### Written exercise
Find every line of the listing below where "time" appears, and copy it.

### Material
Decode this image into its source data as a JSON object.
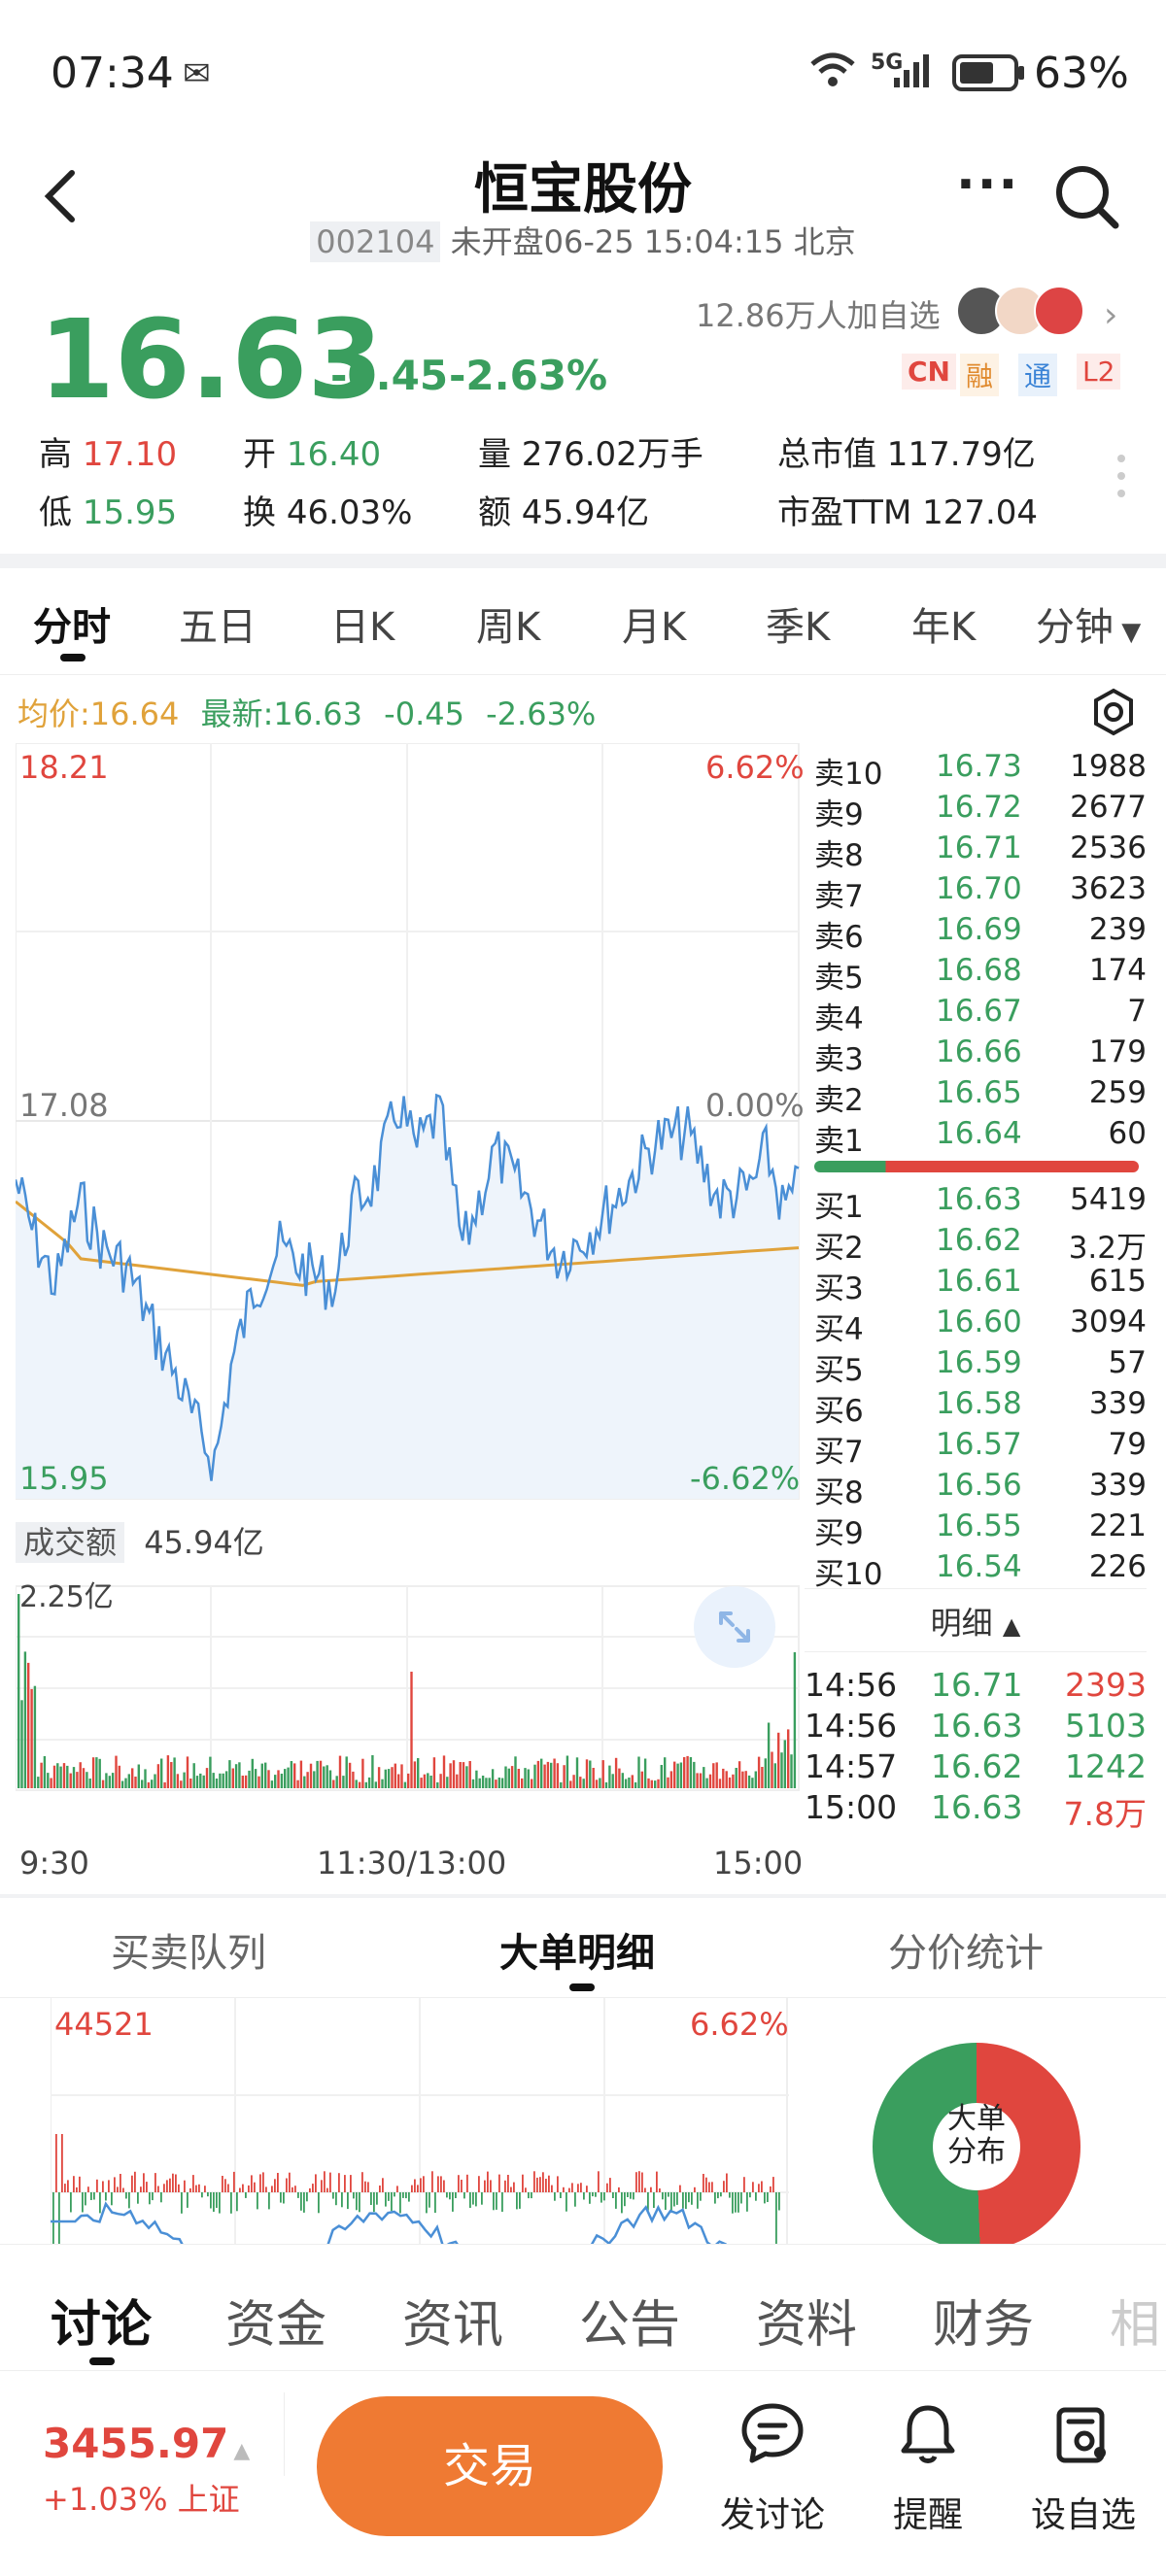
{
  "status": {
    "time": "07:34",
    "network": "5G",
    "battery": "63%"
  },
  "header": {
    "title": "恒宝股份",
    "code": "002104",
    "market_status": "未开盘06-25 15:04:15 北京"
  },
  "quote": {
    "price": "16.63",
    "change": "-0.45",
    "change_pct": "-2.63%",
    "watchers": "12.86万人加自选",
    "badges": [
      "CN",
      "融",
      "通",
      "L2"
    ],
    "high_label": "高",
    "high": "17.10",
    "low_label": "低",
    "low": "15.95",
    "open_label": "开",
    "open": "16.40",
    "turnover_label": "换",
    "turnover": "46.03%",
    "volume": "量 276.02万手",
    "amount": "额 45.94亿",
    "mktcap": "总市值 117.79亿",
    "pe": "市盈TTM 127.04"
  },
  "ktabs": [
    "分时",
    "五日",
    "日K",
    "周K",
    "月K",
    "季K",
    "年K",
    "分钟"
  ],
  "legend": {
    "avg": "均价:16.64",
    "latest": "最新:16.63",
    "chg": "-0.45",
    "chg_pct": "-2.63%"
  },
  "axis": {
    "top": "18.21",
    "top_pct": "6.62%",
    "mid": "17.08",
    "mid_pct": "0.00%",
    "bot": "15.95",
    "bot_pct": "-6.62%",
    "vol_label": "成交额",
    "vol_total": "45.94亿",
    "vol_max": "2.25亿",
    "t_start": "9:30",
    "t_mid": "11:30/13:00",
    "t_end": "15:00"
  },
  "orderbook": {
    "asks": [
      {
        "label": "卖10",
        "price": "16.73",
        "vol": "1988"
      },
      {
        "label": "卖9",
        "price": "16.72",
        "vol": "2677"
      },
      {
        "label": "卖8",
        "price": "16.71",
        "vol": "2536"
      },
      {
        "label": "卖7",
        "price": "16.70",
        "vol": "3623"
      },
      {
        "label": "卖6",
        "price": "16.69",
        "vol": "239"
      },
      {
        "label": "卖5",
        "price": "16.68",
        "vol": "174"
      },
      {
        "label": "卖4",
        "price": "16.67",
        "vol": "7"
      },
      {
        "label": "卖3",
        "price": "16.66",
        "vol": "179"
      },
      {
        "label": "卖2",
        "price": "16.65",
        "vol": "259"
      },
      {
        "label": "卖1",
        "price": "16.64",
        "vol": "60"
      }
    ],
    "bids": [
      {
        "label": "买1",
        "price": "16.63",
        "vol": "5419"
      },
      {
        "label": "买2",
        "price": "16.62",
        "vol": "3.2万"
      },
      {
        "label": "买3",
        "price": "16.61",
        "vol": "615"
      },
      {
        "label": "买4",
        "price": "16.60",
        "vol": "3094"
      },
      {
        "label": "买5",
        "price": "16.59",
        "vol": "57"
      },
      {
        "label": "买6",
        "price": "16.58",
        "vol": "339"
      },
      {
        "label": "买7",
        "price": "16.57",
        "vol": "79"
      },
      {
        "label": "买8",
        "price": "16.56",
        "vol": "339"
      },
      {
        "label": "买9",
        "price": "16.55",
        "vol": "221"
      },
      {
        "label": "买10",
        "price": "16.54",
        "vol": "226"
      }
    ],
    "detail_label": "明细"
  },
  "trades": [
    {
      "time": "14:56",
      "price": "16.71",
      "vol": "2393"
    },
    {
      "time": "14:56",
      "price": "16.63",
      "vol": "5103"
    },
    {
      "time": "14:57",
      "price": "16.62",
      "vol": "1242"
    },
    {
      "time": "15:00",
      "price": "16.63",
      "vol": "7.8万"
    }
  ],
  "bottom_tabs": [
    "买卖队列",
    "大单明细",
    "分价统计"
  ],
  "bigorder": {
    "max": "44521",
    "pct": "6.62%",
    "donut_label_1": "大单",
    "donut_label_2": "分布"
  },
  "content_tabs": [
    "讨论",
    "资金",
    "资讯",
    "公告",
    "资料",
    "财务",
    "相"
  ],
  "footer": {
    "index_value": "3455.97",
    "index_change": "+1.03% 上证",
    "trade": "交易",
    "discuss": "发讨论",
    "remind": "提醒",
    "watch": "设自选"
  },
  "colors": {
    "up": "#e0463e",
    "down": "#3a9e5e",
    "line": "#4a8fd6",
    "avg": "#e0a23a",
    "trade_btn": "#ef7a33"
  }
}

### Finished task
    "time": "07:34",
      "time": "14:56",
      "time": "14:56",
      "time": "14:57",
      "time": "15:00",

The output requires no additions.